Do these three statements agree with the passage on mammography screening and net worth? For each, answer yes or no and quote the deciding words from the passage.
1. Among women aged 80 and above, those with a high net worth were screened at a higher rate than those with a low net worth.
2. Among women with limited prognosis, 48% of those with a low net worth underwent screening.
3. The authors found that guidelines-based screening had been extended to low-income women with a good prognosis.

§ **Selected extract**

::::::

A higher net worth was associated with higher screening rates across all prognostic categories. Among the women with good prognoses who were more likely to benefit from screening, 82% fell into the high-net-worth category vs 68% of the women who met the same prognostic criteria but were considered low income.

Among the women with limited prognosis, who were less likely to benefit from mammography, 48% with a high net worth still underwent screening, compared with 32% of subjects with a low net worth.

Finally, among older women (age 80 and above) with a high net worth, 54% underwent screening while 41% of women in that same age group with a low net worth were screened.

“Guidelines recommend screening mammography for older women only when they have a favorable prognoses,” the authors said, citing screening criteria promoted by the American Cancer Society (ACS), American Geriatrics Society, and U.S. Preventive Services Task Force (Arch Intern Med 168:514-520, 2008).

They said that based on their analysis, women with limited prognoses and lower income were actually screened according to those guidelines. Unfortunately, appropriate guidelines-based screening had not been extended to low-income women with a good prognosis, they said.

::::::

§ **Data under study**
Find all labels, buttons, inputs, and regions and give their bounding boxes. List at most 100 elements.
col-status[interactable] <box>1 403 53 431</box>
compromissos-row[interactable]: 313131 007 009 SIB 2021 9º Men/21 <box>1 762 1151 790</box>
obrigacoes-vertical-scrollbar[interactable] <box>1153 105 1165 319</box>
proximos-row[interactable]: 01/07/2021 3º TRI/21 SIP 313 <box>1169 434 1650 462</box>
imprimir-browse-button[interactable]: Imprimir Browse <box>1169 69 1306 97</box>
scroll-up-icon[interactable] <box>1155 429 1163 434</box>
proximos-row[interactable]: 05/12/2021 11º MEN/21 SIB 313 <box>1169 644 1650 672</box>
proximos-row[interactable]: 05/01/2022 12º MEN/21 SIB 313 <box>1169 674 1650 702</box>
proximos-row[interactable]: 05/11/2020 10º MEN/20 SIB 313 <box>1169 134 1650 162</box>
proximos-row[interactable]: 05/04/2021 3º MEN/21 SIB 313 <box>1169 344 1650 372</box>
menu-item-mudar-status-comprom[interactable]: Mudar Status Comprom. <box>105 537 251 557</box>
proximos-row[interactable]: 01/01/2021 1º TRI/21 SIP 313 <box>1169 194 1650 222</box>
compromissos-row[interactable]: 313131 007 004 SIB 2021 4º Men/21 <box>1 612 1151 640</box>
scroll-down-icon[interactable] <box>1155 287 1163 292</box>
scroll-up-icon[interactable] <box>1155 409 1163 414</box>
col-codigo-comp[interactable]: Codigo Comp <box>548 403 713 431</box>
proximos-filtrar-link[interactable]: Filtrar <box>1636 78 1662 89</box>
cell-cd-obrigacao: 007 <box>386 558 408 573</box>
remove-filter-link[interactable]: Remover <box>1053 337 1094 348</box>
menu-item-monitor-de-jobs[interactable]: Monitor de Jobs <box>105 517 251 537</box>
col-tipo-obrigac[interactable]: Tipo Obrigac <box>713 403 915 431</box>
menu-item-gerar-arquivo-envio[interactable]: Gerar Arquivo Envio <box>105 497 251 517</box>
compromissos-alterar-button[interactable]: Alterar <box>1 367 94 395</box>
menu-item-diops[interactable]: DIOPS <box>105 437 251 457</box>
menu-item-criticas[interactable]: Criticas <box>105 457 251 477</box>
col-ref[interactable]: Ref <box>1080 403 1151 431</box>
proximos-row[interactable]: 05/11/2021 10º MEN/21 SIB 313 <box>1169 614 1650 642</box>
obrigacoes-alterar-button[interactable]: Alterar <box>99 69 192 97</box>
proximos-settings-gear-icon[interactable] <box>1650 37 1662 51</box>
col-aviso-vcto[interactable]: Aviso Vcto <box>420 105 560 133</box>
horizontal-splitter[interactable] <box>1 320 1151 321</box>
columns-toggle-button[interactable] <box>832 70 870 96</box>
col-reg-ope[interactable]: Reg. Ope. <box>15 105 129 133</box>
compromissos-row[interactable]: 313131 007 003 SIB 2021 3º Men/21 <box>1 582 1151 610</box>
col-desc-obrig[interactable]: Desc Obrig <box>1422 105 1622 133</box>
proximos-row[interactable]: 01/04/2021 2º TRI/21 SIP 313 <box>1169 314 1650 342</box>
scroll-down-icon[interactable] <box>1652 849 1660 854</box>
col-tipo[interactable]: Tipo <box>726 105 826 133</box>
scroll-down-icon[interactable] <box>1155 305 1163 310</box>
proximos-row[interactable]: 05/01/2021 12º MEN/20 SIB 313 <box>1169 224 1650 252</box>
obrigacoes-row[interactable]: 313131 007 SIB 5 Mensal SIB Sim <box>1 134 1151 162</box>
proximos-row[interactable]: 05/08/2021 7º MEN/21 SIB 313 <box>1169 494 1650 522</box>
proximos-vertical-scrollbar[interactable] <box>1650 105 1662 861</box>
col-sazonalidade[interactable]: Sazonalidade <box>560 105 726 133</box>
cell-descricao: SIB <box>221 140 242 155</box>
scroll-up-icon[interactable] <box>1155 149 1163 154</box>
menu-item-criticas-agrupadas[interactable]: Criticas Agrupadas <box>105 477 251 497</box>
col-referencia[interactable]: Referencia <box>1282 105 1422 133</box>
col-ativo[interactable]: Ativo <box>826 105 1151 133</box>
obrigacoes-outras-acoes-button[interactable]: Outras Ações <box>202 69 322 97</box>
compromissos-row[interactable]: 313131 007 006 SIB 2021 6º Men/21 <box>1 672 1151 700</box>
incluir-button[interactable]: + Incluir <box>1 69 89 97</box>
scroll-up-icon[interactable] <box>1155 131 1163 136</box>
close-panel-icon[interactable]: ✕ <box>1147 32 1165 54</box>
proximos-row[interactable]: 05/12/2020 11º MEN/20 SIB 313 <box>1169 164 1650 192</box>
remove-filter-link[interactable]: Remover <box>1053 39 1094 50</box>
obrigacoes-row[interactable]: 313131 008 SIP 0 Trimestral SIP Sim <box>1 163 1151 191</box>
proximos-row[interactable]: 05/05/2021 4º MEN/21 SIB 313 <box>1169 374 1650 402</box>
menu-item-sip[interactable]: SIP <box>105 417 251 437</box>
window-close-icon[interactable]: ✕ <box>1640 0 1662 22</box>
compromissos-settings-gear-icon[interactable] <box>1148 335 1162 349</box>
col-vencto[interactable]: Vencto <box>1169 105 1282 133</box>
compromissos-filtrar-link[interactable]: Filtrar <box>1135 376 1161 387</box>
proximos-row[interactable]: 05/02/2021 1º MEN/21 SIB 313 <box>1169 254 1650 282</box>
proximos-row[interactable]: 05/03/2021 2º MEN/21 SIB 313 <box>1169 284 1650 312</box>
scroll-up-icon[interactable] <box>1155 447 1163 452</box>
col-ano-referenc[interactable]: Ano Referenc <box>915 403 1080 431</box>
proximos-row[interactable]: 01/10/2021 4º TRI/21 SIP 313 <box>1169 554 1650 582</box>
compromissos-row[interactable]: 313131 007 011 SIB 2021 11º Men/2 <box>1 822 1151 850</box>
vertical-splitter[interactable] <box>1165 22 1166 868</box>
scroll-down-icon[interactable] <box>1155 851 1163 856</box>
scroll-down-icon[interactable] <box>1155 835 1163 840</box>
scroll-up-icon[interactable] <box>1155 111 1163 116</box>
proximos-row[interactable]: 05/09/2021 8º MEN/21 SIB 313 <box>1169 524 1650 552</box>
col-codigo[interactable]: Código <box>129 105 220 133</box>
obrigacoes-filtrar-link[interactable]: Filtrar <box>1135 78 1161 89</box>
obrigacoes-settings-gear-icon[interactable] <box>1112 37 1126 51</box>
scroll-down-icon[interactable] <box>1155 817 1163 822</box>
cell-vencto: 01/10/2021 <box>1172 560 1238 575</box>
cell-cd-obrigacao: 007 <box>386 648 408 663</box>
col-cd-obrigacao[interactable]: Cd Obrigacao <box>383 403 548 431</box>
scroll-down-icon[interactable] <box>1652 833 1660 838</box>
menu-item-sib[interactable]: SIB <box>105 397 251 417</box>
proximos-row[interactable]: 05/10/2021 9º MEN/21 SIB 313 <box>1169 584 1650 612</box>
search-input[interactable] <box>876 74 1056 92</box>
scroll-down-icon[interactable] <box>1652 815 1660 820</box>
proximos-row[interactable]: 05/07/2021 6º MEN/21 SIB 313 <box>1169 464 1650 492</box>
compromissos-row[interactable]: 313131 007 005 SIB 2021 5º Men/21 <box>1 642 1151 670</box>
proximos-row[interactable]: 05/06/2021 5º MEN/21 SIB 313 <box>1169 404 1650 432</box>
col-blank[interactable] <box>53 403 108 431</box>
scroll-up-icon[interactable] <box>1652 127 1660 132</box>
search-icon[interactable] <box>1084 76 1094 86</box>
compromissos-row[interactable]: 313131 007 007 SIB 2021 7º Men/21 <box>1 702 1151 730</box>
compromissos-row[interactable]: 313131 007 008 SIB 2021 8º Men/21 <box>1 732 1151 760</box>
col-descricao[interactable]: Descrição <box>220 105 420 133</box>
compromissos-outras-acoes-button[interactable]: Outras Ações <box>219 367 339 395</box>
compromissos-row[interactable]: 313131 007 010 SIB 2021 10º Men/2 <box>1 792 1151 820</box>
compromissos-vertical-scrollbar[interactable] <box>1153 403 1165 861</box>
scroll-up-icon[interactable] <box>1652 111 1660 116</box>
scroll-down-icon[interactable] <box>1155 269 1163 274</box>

::::::

§ **Exercise result**
1. Yes: "among older women (age 80 and above) with a high net worth, 54% underwent screening while 41% of women in that same age group with a low net worth were screened"
2. No: "48% with a high net worth still underwent screening, compared with 32% of subjects with a low net worth"
3. No: "appropriate guidelines-based screening had not been extended to low-income women with a good prognosis"